§ MATERIAL FOR THE TASK
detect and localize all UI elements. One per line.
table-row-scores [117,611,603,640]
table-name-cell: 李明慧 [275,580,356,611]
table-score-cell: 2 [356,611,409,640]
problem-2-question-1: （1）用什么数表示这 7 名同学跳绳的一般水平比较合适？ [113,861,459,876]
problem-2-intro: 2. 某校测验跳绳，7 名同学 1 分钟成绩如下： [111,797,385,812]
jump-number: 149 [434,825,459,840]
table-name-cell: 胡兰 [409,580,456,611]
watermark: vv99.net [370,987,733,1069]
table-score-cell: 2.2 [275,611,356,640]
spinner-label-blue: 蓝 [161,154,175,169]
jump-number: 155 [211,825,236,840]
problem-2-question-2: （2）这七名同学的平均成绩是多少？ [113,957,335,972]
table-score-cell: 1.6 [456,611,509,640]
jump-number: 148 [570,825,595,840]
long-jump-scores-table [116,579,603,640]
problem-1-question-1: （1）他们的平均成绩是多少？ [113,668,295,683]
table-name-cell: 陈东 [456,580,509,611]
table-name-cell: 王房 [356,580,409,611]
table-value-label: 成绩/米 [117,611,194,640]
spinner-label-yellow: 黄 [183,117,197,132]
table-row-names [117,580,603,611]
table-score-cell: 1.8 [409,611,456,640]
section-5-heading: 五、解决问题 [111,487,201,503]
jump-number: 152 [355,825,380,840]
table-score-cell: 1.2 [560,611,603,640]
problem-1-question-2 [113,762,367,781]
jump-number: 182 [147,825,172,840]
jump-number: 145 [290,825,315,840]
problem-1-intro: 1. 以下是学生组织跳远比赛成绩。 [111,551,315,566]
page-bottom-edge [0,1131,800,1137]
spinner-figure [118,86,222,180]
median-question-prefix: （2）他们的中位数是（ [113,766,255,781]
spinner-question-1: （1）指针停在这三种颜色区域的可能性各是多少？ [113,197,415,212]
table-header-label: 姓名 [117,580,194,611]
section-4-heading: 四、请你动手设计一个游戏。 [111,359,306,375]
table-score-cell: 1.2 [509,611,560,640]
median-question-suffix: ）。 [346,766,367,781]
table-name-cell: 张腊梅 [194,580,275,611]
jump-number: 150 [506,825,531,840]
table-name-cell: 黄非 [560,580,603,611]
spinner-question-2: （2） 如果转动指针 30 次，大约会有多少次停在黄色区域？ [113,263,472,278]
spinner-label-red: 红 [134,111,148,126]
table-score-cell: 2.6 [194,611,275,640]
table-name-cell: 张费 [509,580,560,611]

§ EXERCISE AIM
Reproduce every row above verbatim, in its original order.

§ ANSWER BELOW
detect and localize all UI elements. One per line.
table-row-scores [117,611,603,640]
table-name-cell: 李明慧 [275,580,356,611]
table-score-cell: 2 [356,611,409,640]
problem-2-question-1: （1）用什么数表示这 7 名同学跳绳的一般水平比较合适？ [113,861,459,876]
problem-2-intro: 2. 某校测验跳绳，7 名同学 1 分钟成绩如下： [111,797,385,812]
jump-number: 149 [434,825,459,840]
table-name-cell: 胡兰 [409,580,456,611]
watermark: vv99.net [370,987,733,1069]
table-score-cell: 2.2 [275,611,356,640]
spinner-label-blue: 蓝 [161,154,175,169]
jump-number: 155 [211,825,236,840]
problem-2-question-2: （2）这七名同学的平均成绩是多少？ [113,957,335,972]
table-score-cell: 1.6 [456,611,509,640]
jump-number: 148 [570,825,595,840]
long-jump-scores-table [116,579,603,640]
problem-1-question-1: （1）他们的平均成绩是多少？ [113,668,295,683]
table-name-cell: 陈东 [456,580,509,611]
table-name-cell: 王房 [356,580,409,611]
table-value-label: 成绩/米 [117,611,194,640]
spinner-label-yellow: 黄 [183,117,197,132]
table-row-names [117,580,603,611]
table-score-cell: 1.8 [409,611,456,640]
section-5-heading: 五、解决问题 [111,487,201,503]
jump-number: 152 [355,825,380,840]
table-score-cell: 1.2 [560,611,603,640]
problem-1-question-2 [113,762,367,781]
jump-number: 182 [147,825,172,840]
jump-number: 145 [290,825,315,840]
problem-1-intro: 1. 以下是学生组织跳远比赛成绩。 [111,551,315,566]
page-bottom-edge [0,1131,800,1137]
spinner-figure [118,86,222,180]
median-question-prefix: （2）他们的中位数是（ [113,766,255,781]
spinner-question-1: （1）指针停在这三种颜色区域的可能性各是多少？ [113,197,415,212]
table-header-label: 姓名 [117,580,194,611]
section-4-heading: 四、请你动手设计一个游戏。 [111,359,306,375]
table-score-cell: 1.2 [509,611,560,640]
median-question-suffix: ）。 [346,766,367,781]
table-name-cell: 张腊梅 [194,580,275,611]
jump-number: 150 [506,825,531,840]
table-name-cell: 黄非 [560,580,603,611]
spinner-question-2: （2） 如果转动指针 30 次，大约会有多少次停在黄色区域？ [113,263,472,278]
spinner-label-red: 红 [134,111,148,126]
table-score-cell: 2.6 [194,611,275,640]
table-name-cell: 张费 [509,580,560,611]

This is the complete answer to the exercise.